[Data records]
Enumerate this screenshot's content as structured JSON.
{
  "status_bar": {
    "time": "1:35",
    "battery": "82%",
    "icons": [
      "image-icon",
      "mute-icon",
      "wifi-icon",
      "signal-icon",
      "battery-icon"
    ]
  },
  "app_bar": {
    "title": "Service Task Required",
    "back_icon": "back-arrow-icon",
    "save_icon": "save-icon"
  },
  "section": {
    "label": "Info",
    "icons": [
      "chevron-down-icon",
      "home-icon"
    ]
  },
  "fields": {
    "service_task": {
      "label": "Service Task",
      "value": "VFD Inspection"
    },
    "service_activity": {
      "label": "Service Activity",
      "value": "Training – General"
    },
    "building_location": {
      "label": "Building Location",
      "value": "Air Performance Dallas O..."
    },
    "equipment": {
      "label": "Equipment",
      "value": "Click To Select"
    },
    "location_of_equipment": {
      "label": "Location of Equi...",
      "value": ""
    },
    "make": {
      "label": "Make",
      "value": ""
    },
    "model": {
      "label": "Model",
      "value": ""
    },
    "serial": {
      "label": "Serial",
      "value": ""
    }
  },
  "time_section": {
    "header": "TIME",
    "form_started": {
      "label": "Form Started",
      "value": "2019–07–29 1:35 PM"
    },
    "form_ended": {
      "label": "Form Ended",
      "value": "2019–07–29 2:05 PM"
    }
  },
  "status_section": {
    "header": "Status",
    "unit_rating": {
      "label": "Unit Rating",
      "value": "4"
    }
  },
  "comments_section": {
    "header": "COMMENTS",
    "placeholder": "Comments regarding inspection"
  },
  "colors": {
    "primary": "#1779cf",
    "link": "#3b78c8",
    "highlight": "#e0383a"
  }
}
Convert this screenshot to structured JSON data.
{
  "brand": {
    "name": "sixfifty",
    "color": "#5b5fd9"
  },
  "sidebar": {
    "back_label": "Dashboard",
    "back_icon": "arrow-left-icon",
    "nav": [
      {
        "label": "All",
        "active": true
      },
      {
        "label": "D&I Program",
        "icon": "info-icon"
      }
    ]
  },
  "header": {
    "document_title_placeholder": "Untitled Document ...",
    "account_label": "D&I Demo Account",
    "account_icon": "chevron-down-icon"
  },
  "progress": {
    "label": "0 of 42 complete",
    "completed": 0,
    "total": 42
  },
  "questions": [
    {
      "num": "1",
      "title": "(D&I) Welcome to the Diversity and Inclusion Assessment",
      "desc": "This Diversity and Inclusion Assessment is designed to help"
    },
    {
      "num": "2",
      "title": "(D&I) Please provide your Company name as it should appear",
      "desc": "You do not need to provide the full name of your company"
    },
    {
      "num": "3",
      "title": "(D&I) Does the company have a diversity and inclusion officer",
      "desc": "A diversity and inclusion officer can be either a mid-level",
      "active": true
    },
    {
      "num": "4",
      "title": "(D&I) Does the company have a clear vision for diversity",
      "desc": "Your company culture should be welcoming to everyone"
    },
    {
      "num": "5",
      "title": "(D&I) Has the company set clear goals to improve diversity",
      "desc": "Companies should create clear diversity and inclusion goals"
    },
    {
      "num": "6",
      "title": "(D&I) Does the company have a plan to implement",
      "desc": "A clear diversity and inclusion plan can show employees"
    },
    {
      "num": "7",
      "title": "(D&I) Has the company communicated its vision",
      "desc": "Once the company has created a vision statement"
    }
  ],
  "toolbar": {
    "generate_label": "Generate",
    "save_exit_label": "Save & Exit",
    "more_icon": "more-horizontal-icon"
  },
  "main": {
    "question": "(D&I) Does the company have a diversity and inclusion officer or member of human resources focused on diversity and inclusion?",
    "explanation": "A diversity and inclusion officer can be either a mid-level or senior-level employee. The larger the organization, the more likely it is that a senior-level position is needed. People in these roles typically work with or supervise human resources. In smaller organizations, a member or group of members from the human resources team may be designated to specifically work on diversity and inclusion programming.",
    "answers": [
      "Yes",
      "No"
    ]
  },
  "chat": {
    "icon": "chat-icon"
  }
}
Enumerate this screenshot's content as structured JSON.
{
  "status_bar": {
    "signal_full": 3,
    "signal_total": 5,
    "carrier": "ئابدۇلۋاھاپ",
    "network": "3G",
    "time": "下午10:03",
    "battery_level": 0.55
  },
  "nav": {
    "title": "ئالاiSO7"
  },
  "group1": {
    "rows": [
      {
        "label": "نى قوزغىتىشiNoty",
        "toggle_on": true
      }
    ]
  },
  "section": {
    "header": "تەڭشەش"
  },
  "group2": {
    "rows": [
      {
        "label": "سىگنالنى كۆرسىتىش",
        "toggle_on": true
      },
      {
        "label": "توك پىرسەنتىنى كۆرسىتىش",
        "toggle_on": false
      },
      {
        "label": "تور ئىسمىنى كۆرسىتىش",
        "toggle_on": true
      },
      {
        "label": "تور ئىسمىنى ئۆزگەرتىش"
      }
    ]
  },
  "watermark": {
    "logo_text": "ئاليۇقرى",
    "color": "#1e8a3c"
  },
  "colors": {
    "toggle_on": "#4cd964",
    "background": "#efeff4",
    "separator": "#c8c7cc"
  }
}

§ **Stated exercise**
Go over the records above and tally the lines with the word "Does" in them. Give the number alone.

§ **Solution to this problem**
4